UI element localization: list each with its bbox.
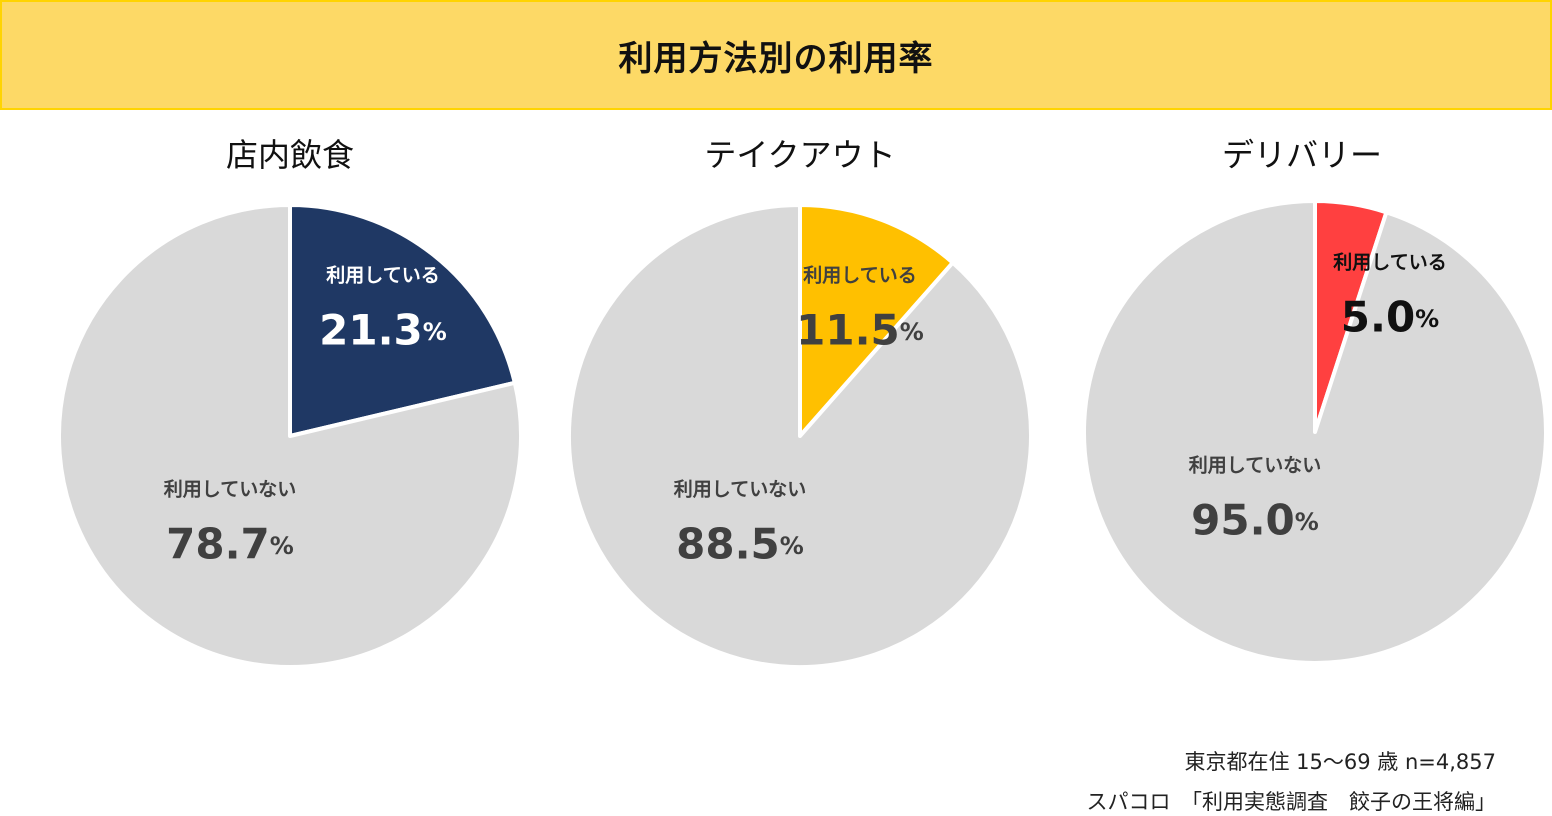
source-survey-note: スパコロ 「利用実態調査 餃子の王将編」 [1086,790,1497,814]
slice-value-unit: % [1295,508,1319,536]
title-banner: 利用方法別の利用率 [0,0,1552,110]
pie-slice-unused [567,203,1033,669]
chart-title-dine-in: 店内飲食 [225,136,354,174]
pie-slice-unused [1082,199,1548,665]
page-title: 利用方法別の利用率 [618,38,934,79]
slice-value-unit: % [423,318,447,346]
slice-label-used: 利用している [1333,252,1446,274]
slice-value-unit: % [1415,305,1439,333]
slice-value-unit: % [900,318,924,346]
slice-label-used: 利用している [326,265,439,287]
slice-value-unit: % [780,532,804,560]
slice-label-used: 利用している [803,265,916,287]
chart-title-takeout: テイクアウト [704,136,896,174]
slice-label-unused: 利用していない [674,479,806,501]
source-sample-note: 東京都在住 15～69 歳 n=4,857 [1184,750,1497,774]
slice-label-unused: 利用していない [164,479,296,501]
pie-slice-unused [57,203,523,669]
chart-title-delivery: デリバリー [1221,136,1382,174]
slice-label-unused: 利用していない [1189,455,1321,477]
pie-slice-used [798,203,955,438]
slice-value-unit: % [270,532,294,560]
pie-slice-used [288,203,517,438]
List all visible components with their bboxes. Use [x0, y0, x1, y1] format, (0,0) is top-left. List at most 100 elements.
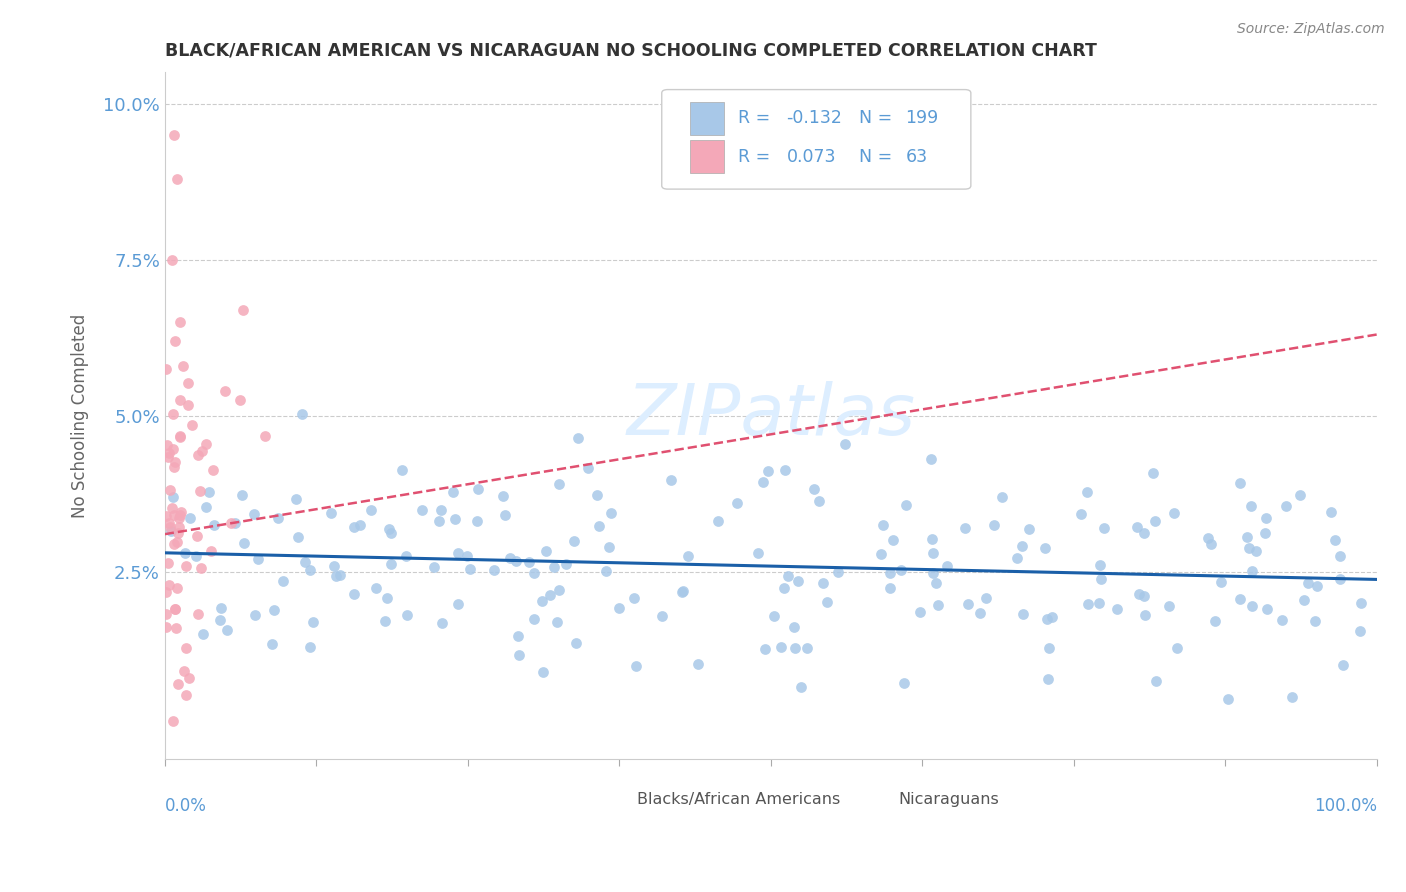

Brief
Copy every line of the records above word for word, leaving out the pictures.

Task solution
UI element localization: list each with its bbox.
source-survey-note: スパコロ 「利用実態調査 餃子の王将編」 [1086,790,1497,814]
slice-value-unit: % [1295,508,1319,536]
title-banner: 利用方法別の利用率 [0,0,1552,110]
pie-slice-unused [567,203,1033,669]
chart-title-dine-in: 店内飲食 [225,136,354,174]
pie-slice-unused [1082,199,1548,665]
page-title: 利用方法別の利用率 [618,38,934,79]
slice-value-unit: % [423,318,447,346]
slice-label-used: 利用している [1333,252,1446,274]
slice-value-unit: % [1415,305,1439,333]
slice-value-unit: % [900,318,924,346]
slice-label-used: 利用している [326,265,439,287]
slice-value-unit: % [780,532,804,560]
slice-label-used: 利用している [803,265,916,287]
chart-title-takeout: テイクアウト [704,136,896,174]
slice-label-unused: 利用していない [674,479,806,501]
source-sample-note: 東京都在住 15～69 歳 n=4,857 [1184,750,1497,774]
slice-label-unused: 利用していない [164,479,296,501]
pie-slice-unused [57,203,523,669]
chart-title-delivery: デリバリー [1221,136,1382,174]
slice-label-unused: 利用していない [1189,455,1321,477]
pie-slice-used [798,203,955,438]
slice-value-unit: % [270,532,294,560]
pie-slice-used [288,203,517,438]
List all visible components with their bboxes. Use [x0, y0, x1, y1] format, (0,0) is top-left. List at most 100 elements.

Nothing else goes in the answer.